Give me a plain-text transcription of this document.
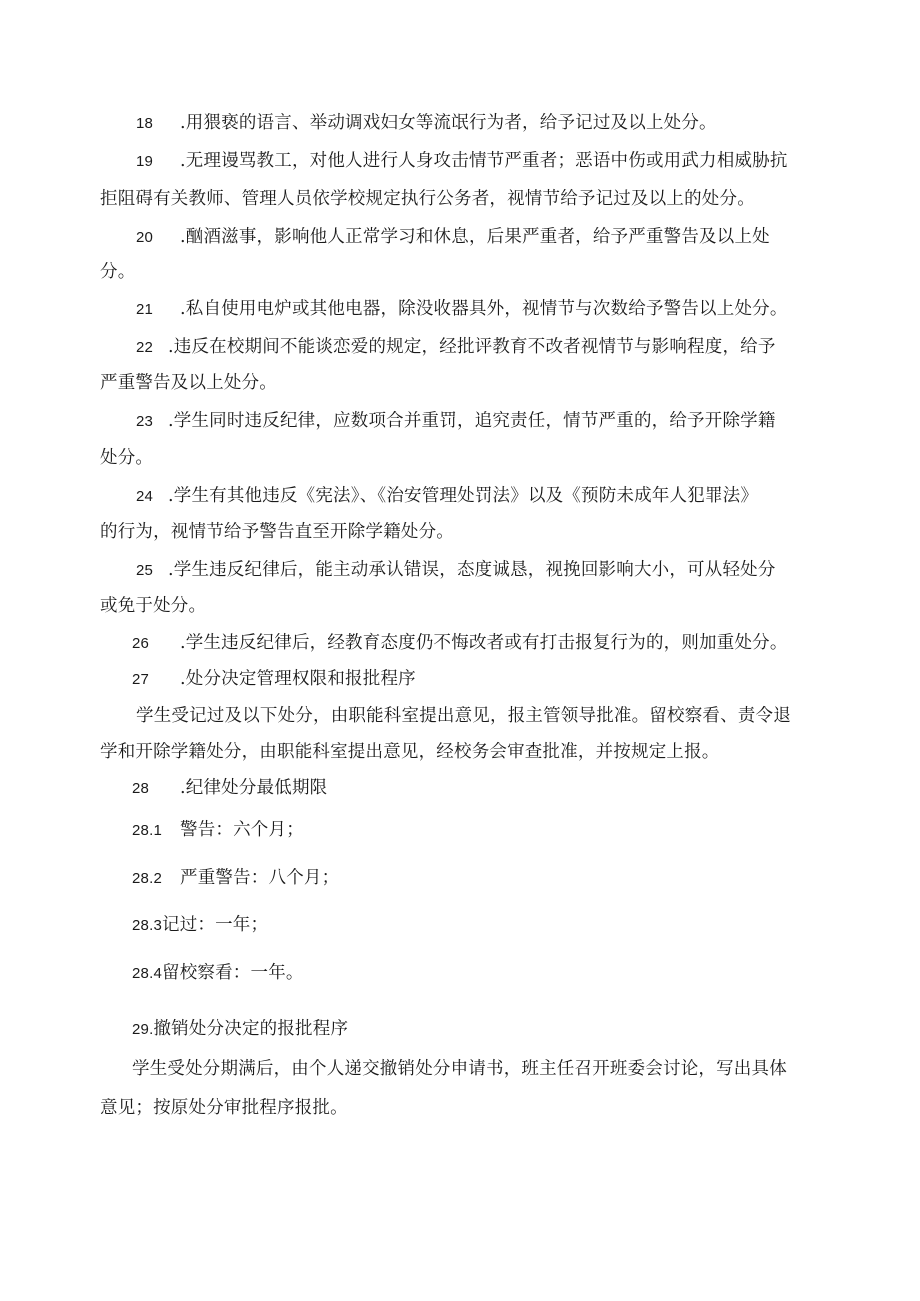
18 .用猥亵的语言、举动调戏妇女等流氓行为者，给予记过及以上处分。
19 .无理谩骂教工，对他人进行人身攻击情节严重者；恶语中伤或用武力相威胁抗
拒阻碍有关教师、管理人员依学校规定执行公务者，视情节给予记过及以上的处分。
20 .酗酒滋事，影响他人正常学习和休息，后果严重者，给予严重警告及以上处
分。
21 .私自使用电炉或其他电器，除没收器具外，视情节与次数给予警告以上处分。
22 .违反在校期间不能谈恋爱的规定，经批评教育不改者视情节与影响程度，给予
严重警告及以上处分。
23 .学生同时违反纪律，应数项合并重罚，追究责任，情节严重的，给予开除学籍
处分。
24 .学生有其他违反《宪法》、《治安管理处罚法》以及《预防未成年人犯罪法》
的行为，视情节给予警告直至开除学籍处分。
25 .学生违反纪律后，能主动承认错误，态度诚恳，视挽回影响大小，可从轻处分
或免于处分。
26 .学生违反纪律后，经教育态度仍不悔改者或有打击报复行为的，则加重处分。
27 .处分决定管理权限和报批程序
学生受记过及以下处分，由职能科室提出意见，报主管领导批准。留校察看、责令退
学和开除学籍处分，由职能科室提出意见，经校务会审查批准，并按规定上报。
28 .纪律处分最低期限
28.1 警告：六个月；
28.2 严重警告：八个月；
28.3记过：一年；
28.4留校察看：一年。
29.撤销处分决定的报批程序
学生受处分期满后，由个人递交撤销处分申请书，班主任召开班委会讨论，写出具体
意见；按原处分审批程序报批。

----------

▶ _BRIEF_:
Repeat each entry exactly as given; no pictures belong in the copy.

▶ _EXERCISE SOLUTION_:
Give me a plain-text transcription of this document.
18 .用猥亵的语言、举动调戏妇女等流氓行为者，给予记过及以上处分。
19 .无理谩骂教工，对他人进行人身攻击情节严重者；恶语中伤或用武力相威胁抗
拒阻碍有关教师、管理人员依学校规定执行公务者，视情节给予记过及以上的处分。
20 .酗酒滋事，影响他人正常学习和休息，后果严重者，给予严重警告及以上处
分。
21 .私自使用电炉或其他电器，除没收器具外，视情节与次数给予警告以上处分。
22 .违反在校期间不能谈恋爱的规定，经批评教育不改者视情节与影响程度，给予
严重警告及以上处分。
23 .学生同时违反纪律，应数项合并重罚，追究责任，情节严重的，给予开除学籍
处分。
24 .学生有其他违反《宪法》、《治安管理处罚法》以及《预防未成年人犯罪法》
的行为，视情节给予警告直至开除学籍处分。
25 .学生违反纪律后，能主动承认错误，态度诚恳，视挽回影响大小，可从轻处分
或免于处分。
26 .学生违反纪律后，经教育态度仍不悔改者或有打击报复行为的，则加重处分。
27 .处分决定管理权限和报批程序
学生受记过及以下处分，由职能科室提出意见，报主管领导批准。留校察看、责令退
学和开除学籍处分，由职能科室提出意见，经校务会审查批准，并按规定上报。
28 .纪律处分最低期限
28.1 警告：六个月；
28.2 严重警告：八个月；
28.3记过：一年；
28.4留校察看：一年。
29.撤销处分决定的报批程序
学生受处分期满后，由个人递交撤销处分申请书，班主任召开班委会讨论，写出具体
意见；按原处分审批程序报批。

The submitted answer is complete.